> **WRITTEN TASK**:
Put the material into a Markdown table with two columns, Row and Text, starting at its first line and ending at the line that contains "- forward-button[interactable]: [27, 27, 51, 51]". Number each line in order under Row, give the line itself under Text, and leave out any blank lines.
····················
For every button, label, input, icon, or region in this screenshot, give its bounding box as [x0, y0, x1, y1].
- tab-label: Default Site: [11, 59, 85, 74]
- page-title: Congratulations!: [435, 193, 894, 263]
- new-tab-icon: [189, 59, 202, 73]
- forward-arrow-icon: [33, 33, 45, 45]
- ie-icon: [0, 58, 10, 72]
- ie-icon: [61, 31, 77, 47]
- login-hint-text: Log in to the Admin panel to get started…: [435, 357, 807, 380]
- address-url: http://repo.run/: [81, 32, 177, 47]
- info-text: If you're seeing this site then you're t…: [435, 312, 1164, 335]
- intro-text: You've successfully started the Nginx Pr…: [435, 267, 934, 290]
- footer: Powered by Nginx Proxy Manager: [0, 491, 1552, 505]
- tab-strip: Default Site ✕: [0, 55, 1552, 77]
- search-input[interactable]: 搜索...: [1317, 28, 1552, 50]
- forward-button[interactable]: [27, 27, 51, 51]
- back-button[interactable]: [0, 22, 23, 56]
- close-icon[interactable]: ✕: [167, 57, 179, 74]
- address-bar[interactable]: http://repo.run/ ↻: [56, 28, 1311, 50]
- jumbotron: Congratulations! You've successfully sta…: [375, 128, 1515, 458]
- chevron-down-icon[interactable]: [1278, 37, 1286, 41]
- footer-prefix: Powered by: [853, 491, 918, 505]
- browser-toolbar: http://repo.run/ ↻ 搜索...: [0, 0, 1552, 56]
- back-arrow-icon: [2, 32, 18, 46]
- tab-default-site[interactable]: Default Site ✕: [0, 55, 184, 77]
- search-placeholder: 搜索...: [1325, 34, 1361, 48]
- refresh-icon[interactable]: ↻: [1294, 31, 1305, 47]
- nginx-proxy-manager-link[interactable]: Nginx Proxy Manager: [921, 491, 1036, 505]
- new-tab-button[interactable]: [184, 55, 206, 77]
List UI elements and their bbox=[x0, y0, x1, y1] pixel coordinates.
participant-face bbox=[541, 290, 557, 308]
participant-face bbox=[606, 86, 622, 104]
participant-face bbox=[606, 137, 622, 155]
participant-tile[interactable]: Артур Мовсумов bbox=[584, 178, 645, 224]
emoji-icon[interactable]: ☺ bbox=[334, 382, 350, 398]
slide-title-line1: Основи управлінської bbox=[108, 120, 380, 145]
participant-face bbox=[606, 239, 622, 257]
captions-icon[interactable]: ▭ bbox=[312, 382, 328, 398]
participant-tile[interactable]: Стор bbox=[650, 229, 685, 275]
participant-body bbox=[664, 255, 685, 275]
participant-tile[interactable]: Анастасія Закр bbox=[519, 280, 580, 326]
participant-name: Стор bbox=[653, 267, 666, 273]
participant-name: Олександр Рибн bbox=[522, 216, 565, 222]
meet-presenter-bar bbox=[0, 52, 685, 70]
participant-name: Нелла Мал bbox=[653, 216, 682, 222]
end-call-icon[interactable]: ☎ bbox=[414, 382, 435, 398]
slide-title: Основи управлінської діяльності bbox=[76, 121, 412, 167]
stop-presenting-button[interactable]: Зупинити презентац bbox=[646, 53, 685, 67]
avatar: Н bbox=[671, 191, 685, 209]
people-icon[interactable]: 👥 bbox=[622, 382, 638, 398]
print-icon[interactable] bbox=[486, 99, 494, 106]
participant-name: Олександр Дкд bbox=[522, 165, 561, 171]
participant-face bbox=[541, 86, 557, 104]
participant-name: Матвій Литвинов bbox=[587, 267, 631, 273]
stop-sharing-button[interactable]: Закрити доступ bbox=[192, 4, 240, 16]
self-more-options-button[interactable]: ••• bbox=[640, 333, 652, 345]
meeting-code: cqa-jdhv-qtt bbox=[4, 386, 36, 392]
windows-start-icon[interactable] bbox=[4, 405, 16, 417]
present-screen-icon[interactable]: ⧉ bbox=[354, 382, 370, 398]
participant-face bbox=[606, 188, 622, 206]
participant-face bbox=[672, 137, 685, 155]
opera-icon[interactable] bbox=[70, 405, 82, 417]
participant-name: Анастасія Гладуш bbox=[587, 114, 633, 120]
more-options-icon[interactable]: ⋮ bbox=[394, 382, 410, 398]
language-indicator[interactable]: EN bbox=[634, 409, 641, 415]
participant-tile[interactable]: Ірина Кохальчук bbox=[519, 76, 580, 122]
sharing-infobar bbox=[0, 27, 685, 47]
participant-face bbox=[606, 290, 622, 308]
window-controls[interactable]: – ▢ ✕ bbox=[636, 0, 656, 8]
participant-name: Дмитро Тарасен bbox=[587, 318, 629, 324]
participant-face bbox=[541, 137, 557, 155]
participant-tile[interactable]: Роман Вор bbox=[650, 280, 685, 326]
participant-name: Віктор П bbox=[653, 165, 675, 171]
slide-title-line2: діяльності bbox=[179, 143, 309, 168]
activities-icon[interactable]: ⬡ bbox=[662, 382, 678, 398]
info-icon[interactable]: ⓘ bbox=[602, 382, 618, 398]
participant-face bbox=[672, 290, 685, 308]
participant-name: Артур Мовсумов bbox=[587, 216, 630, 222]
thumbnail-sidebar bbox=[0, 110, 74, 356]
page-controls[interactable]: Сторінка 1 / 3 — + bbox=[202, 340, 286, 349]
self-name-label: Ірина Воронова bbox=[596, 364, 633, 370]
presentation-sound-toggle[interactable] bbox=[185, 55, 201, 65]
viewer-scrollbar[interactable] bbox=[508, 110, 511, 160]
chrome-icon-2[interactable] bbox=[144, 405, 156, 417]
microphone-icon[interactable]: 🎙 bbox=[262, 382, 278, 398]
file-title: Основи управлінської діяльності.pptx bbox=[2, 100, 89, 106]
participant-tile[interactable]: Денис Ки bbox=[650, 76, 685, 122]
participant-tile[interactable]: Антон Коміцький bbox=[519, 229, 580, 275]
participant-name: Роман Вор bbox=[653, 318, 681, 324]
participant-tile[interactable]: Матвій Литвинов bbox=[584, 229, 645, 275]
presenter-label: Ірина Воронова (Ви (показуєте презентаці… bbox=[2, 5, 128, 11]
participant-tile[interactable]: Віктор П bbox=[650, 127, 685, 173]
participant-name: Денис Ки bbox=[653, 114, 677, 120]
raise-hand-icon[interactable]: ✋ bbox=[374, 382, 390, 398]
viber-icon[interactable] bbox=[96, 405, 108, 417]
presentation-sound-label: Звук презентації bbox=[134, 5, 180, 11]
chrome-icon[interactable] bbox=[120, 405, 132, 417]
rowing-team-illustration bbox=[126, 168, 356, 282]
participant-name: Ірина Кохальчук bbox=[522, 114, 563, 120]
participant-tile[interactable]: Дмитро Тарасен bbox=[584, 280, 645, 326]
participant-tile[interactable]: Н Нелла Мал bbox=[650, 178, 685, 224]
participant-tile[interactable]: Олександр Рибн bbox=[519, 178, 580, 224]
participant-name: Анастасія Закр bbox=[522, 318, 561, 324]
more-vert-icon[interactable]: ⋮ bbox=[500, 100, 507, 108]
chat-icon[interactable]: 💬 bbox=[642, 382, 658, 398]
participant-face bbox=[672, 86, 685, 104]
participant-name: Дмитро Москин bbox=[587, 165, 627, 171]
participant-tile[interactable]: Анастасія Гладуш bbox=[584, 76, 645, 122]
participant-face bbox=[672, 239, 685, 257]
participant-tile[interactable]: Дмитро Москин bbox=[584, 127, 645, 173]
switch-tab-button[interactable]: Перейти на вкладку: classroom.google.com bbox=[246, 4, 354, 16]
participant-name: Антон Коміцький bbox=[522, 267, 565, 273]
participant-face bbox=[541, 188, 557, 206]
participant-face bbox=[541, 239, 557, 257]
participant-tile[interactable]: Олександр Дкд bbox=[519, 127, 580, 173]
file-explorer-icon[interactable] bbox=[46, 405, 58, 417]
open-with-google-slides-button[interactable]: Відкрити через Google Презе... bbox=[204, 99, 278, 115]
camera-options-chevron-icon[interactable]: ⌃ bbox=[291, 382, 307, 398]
····················
> **SOLUTION**:
| Row | Text |
|---|---|
| 1 | For every button, label, input, icon, or region in this screenshot, give its bounding box as [x0, y0, x1, y1]. |
| 2 | - tab-label: Default Site: [11, 59, 85, 74] |
| 3 | - page-title: Congratulations!: [435, 193, 894, 263] |
| 4 | - new-tab-icon: [189, 59, 202, 73] |
| 5 | - forward-arrow-icon: [33, 33, 45, 45] |
| 6 | - ie-icon: [0, 58, 10, 72] |
| 7 | - ie-icon: [61, 31, 77, 47] |
| 8 | - login-hint-text: Log in to the Admin panel to get started…: [435, 357, 807, 380] |
| 9 | - address-url: http://repo.run/: [81, 32, 177, 47] |
| 10 | - info-text: If you're seeing this site then you're t…: [435, 312, 1164, 335] |
| 11 | - intro-text: You've successfully started the Nginx Pr…: [435, 267, 934, 290] |
| 12 | - footer: Powered by Nginx Proxy Manager: [0, 491, 1552, 505] |
| 13 | - tab-strip: Default Site ✕: [0, 55, 1552, 77] |
| 14 | - search-input[interactable]: 搜索...: [1317, 28, 1552, 50] |
| 15 | - forward-button[interactable]: [27, 27, 51, 51] |